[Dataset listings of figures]
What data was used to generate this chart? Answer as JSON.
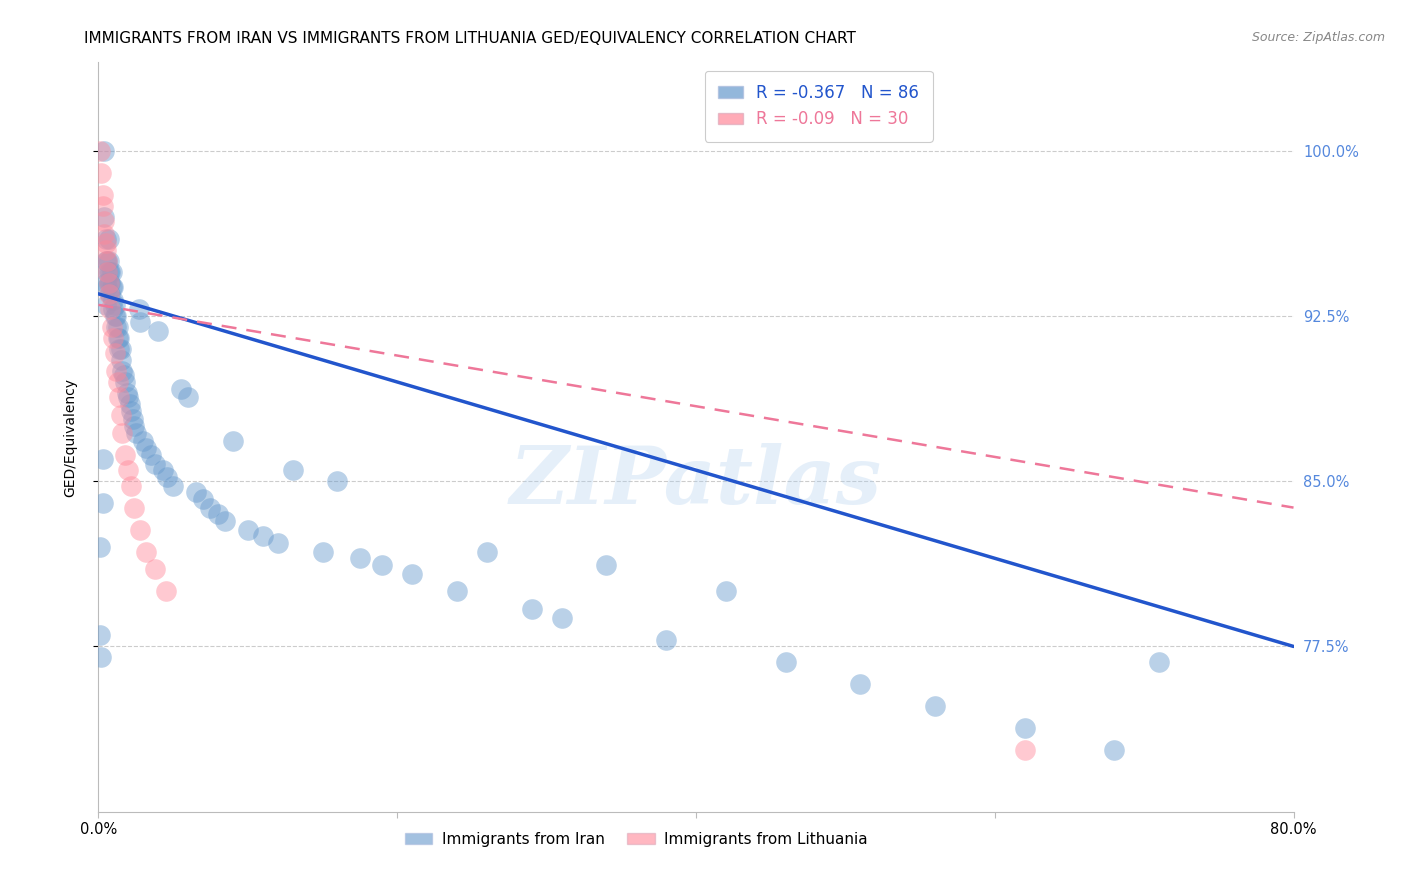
{
  "title": "IMMIGRANTS FROM IRAN VS IMMIGRANTS FROM LITHUANIA GED/EQUIVALENCY CORRELATION CHART",
  "source": "Source: ZipAtlas.com",
  "ylabel": "GED/Equivalency",
  "y_tick_labels": [
    "77.5%",
    "85.0%",
    "92.5%",
    "100.0%"
  ],
  "y_tick_values": [
    0.775,
    0.85,
    0.925,
    1.0
  ],
  "x_lim": [
    0.0,
    0.8
  ],
  "y_lim": [
    0.7,
    1.04
  ],
  "iran_R": -0.367,
  "iran_N": 86,
  "lithuania_R": -0.09,
  "lithuania_N": 30,
  "iran_color": "#6699CC",
  "lithuania_color": "#FF8899",
  "iran_line_color": "#2255CC",
  "lithuania_line_color": "#EE7799",
  "watermark_text": "ZIPatlas",
  "iran_trend_x": [
    0.0,
    0.8
  ],
  "iran_trend_y": [
    0.935,
    0.775
  ],
  "lithuania_trend_x": [
    0.0,
    0.8
  ],
  "lithuania_trend_y": [
    0.93,
    0.838
  ],
  "grid_color": "#CCCCCC",
  "background_color": "#FFFFFF",
  "right_axis_color": "#5588DD",
  "title_fontsize": 11,
  "axis_label_fontsize": 10,
  "tick_fontsize": 10.5,
  "iran_scatter_x": [
    0.001,
    0.001,
    0.002,
    0.003,
    0.003,
    0.004,
    0.004,
    0.005,
    0.005,
    0.005,
    0.005,
    0.006,
    0.006,
    0.006,
    0.007,
    0.007,
    0.007,
    0.007,
    0.008,
    0.008,
    0.008,
    0.009,
    0.009,
    0.01,
    0.01,
    0.01,
    0.011,
    0.011,
    0.012,
    0.012,
    0.013,
    0.013,
    0.014,
    0.014,
    0.015,
    0.015,
    0.016,
    0.017,
    0.018,
    0.019,
    0.02,
    0.021,
    0.022,
    0.023,
    0.024,
    0.025,
    0.027,
    0.028,
    0.03,
    0.032,
    0.035,
    0.038,
    0.04,
    0.043,
    0.046,
    0.05,
    0.055,
    0.06,
    0.065,
    0.07,
    0.075,
    0.08,
    0.085,
    0.09,
    0.1,
    0.11,
    0.12,
    0.13,
    0.15,
    0.16,
    0.175,
    0.19,
    0.21,
    0.24,
    0.26,
    0.29,
    0.31,
    0.34,
    0.38,
    0.42,
    0.46,
    0.51,
    0.56,
    0.62,
    0.68,
    0.71
  ],
  "iran_scatter_y": [
    0.82,
    0.78,
    0.77,
    0.84,
    0.86,
    1.0,
    0.97,
    0.96,
    0.95,
    0.94,
    0.93,
    0.95,
    0.945,
    0.938,
    0.96,
    0.95,
    0.945,
    0.94,
    0.945,
    0.94,
    0.935,
    0.945,
    0.938,
    0.938,
    0.932,
    0.928,
    0.93,
    0.925,
    0.925,
    0.92,
    0.92,
    0.915,
    0.915,
    0.91,
    0.91,
    0.905,
    0.9,
    0.898,
    0.895,
    0.89,
    0.888,
    0.885,
    0.882,
    0.878,
    0.875,
    0.872,
    0.928,
    0.922,
    0.868,
    0.865,
    0.862,
    0.858,
    0.918,
    0.855,
    0.852,
    0.848,
    0.892,
    0.888,
    0.845,
    0.842,
    0.838,
    0.835,
    0.832,
    0.868,
    0.828,
    0.825,
    0.822,
    0.855,
    0.818,
    0.85,
    0.815,
    0.812,
    0.808,
    0.8,
    0.818,
    0.792,
    0.788,
    0.812,
    0.778,
    0.8,
    0.768,
    0.758,
    0.748,
    0.738,
    0.728,
    0.768
  ],
  "lithuania_scatter_x": [
    0.001,
    0.002,
    0.003,
    0.003,
    0.004,
    0.004,
    0.005,
    0.005,
    0.006,
    0.006,
    0.007,
    0.007,
    0.008,
    0.009,
    0.01,
    0.011,
    0.012,
    0.013,
    0.014,
    0.015,
    0.016,
    0.018,
    0.02,
    0.022,
    0.024,
    0.028,
    0.032,
    0.038,
    0.045,
    0.62
  ],
  "lithuania_scatter_y": [
    1.0,
    0.99,
    0.98,
    0.975,
    0.968,
    0.962,
    0.958,
    0.955,
    0.95,
    0.945,
    0.94,
    0.935,
    0.928,
    0.92,
    0.915,
    0.908,
    0.9,
    0.895,
    0.888,
    0.88,
    0.872,
    0.862,
    0.855,
    0.848,
    0.838,
    0.828,
    0.818,
    0.81,
    0.8,
    0.728
  ]
}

### GIVEN EXERCISE
Repeat the lines above exactly, and keep every picture out.

### SOLVED PROBLEM
What data was used to generate this chart? Answer as JSON.
{
  "title": "IMMIGRANTS FROM IRAN VS IMMIGRANTS FROM LITHUANIA GED/EQUIVALENCY CORRELATION CHART",
  "source": "Source: ZipAtlas.com",
  "ylabel": "GED/Equivalency",
  "y_tick_labels": [
    "77.5%",
    "85.0%",
    "92.5%",
    "100.0%"
  ],
  "y_tick_values": [
    0.775,
    0.85,
    0.925,
    1.0
  ],
  "x_lim": [
    0.0,
    0.8
  ],
  "y_lim": [
    0.7,
    1.04
  ],
  "iran_R": -0.367,
  "iran_N": 86,
  "lithuania_R": -0.09,
  "lithuania_N": 30,
  "iran_color": "#6699CC",
  "lithuania_color": "#FF8899",
  "iran_line_color": "#2255CC",
  "lithuania_line_color": "#EE7799",
  "watermark_text": "ZIPatlas",
  "iran_trend_x": [
    0.0,
    0.8
  ],
  "iran_trend_y": [
    0.935,
    0.775
  ],
  "lithuania_trend_x": [
    0.0,
    0.8
  ],
  "lithuania_trend_y": [
    0.93,
    0.838
  ],
  "grid_color": "#CCCCCC",
  "background_color": "#FFFFFF",
  "right_axis_color": "#5588DD",
  "title_fontsize": 11,
  "axis_label_fontsize": 10,
  "tick_fontsize": 10.5,
  "iran_scatter_x": [
    0.001,
    0.001,
    0.002,
    0.003,
    0.003,
    0.004,
    0.004,
    0.005,
    0.005,
    0.005,
    0.005,
    0.006,
    0.006,
    0.006,
    0.007,
    0.007,
    0.007,
    0.007,
    0.008,
    0.008,
    0.008,
    0.009,
    0.009,
    0.01,
    0.01,
    0.01,
    0.011,
    0.011,
    0.012,
    0.012,
    0.013,
    0.013,
    0.014,
    0.014,
    0.015,
    0.015,
    0.016,
    0.017,
    0.018,
    0.019,
    0.02,
    0.021,
    0.022,
    0.023,
    0.024,
    0.025,
    0.027,
    0.028,
    0.03,
    0.032,
    0.035,
    0.038,
    0.04,
    0.043,
    0.046,
    0.05,
    0.055,
    0.06,
    0.065,
    0.07,
    0.075,
    0.08,
    0.085,
    0.09,
    0.1,
    0.11,
    0.12,
    0.13,
    0.15,
    0.16,
    0.175,
    0.19,
    0.21,
    0.24,
    0.26,
    0.29,
    0.31,
    0.34,
    0.38,
    0.42,
    0.46,
    0.51,
    0.56,
    0.62,
    0.68,
    0.71
  ],
  "iran_scatter_y": [
    0.82,
    0.78,
    0.77,
    0.84,
    0.86,
    1.0,
    0.97,
    0.96,
    0.95,
    0.94,
    0.93,
    0.95,
    0.945,
    0.938,
    0.96,
    0.95,
    0.945,
    0.94,
    0.945,
    0.94,
    0.935,
    0.945,
    0.938,
    0.938,
    0.932,
    0.928,
    0.93,
    0.925,
    0.925,
    0.92,
    0.92,
    0.915,
    0.915,
    0.91,
    0.91,
    0.905,
    0.9,
    0.898,
    0.895,
    0.89,
    0.888,
    0.885,
    0.882,
    0.878,
    0.875,
    0.872,
    0.928,
    0.922,
    0.868,
    0.865,
    0.862,
    0.858,
    0.918,
    0.855,
    0.852,
    0.848,
    0.892,
    0.888,
    0.845,
    0.842,
    0.838,
    0.835,
    0.832,
    0.868,
    0.828,
    0.825,
    0.822,
    0.855,
    0.818,
    0.85,
    0.815,
    0.812,
    0.808,
    0.8,
    0.818,
    0.792,
    0.788,
    0.812,
    0.778,
    0.8,
    0.768,
    0.758,
    0.748,
    0.738,
    0.728,
    0.768
  ],
  "lithuania_scatter_x": [
    0.001,
    0.002,
    0.003,
    0.003,
    0.004,
    0.004,
    0.005,
    0.005,
    0.006,
    0.006,
    0.007,
    0.007,
    0.008,
    0.009,
    0.01,
    0.011,
    0.012,
    0.013,
    0.014,
    0.015,
    0.016,
    0.018,
    0.02,
    0.022,
    0.024,
    0.028,
    0.032,
    0.038,
    0.045,
    0.62
  ],
  "lithuania_scatter_y": [
    1.0,
    0.99,
    0.98,
    0.975,
    0.968,
    0.962,
    0.958,
    0.955,
    0.95,
    0.945,
    0.94,
    0.935,
    0.928,
    0.92,
    0.915,
    0.908,
    0.9,
    0.895,
    0.888,
    0.88,
    0.872,
    0.862,
    0.855,
    0.848,
    0.838,
    0.828,
    0.818,
    0.81,
    0.8,
    0.728
  ]
}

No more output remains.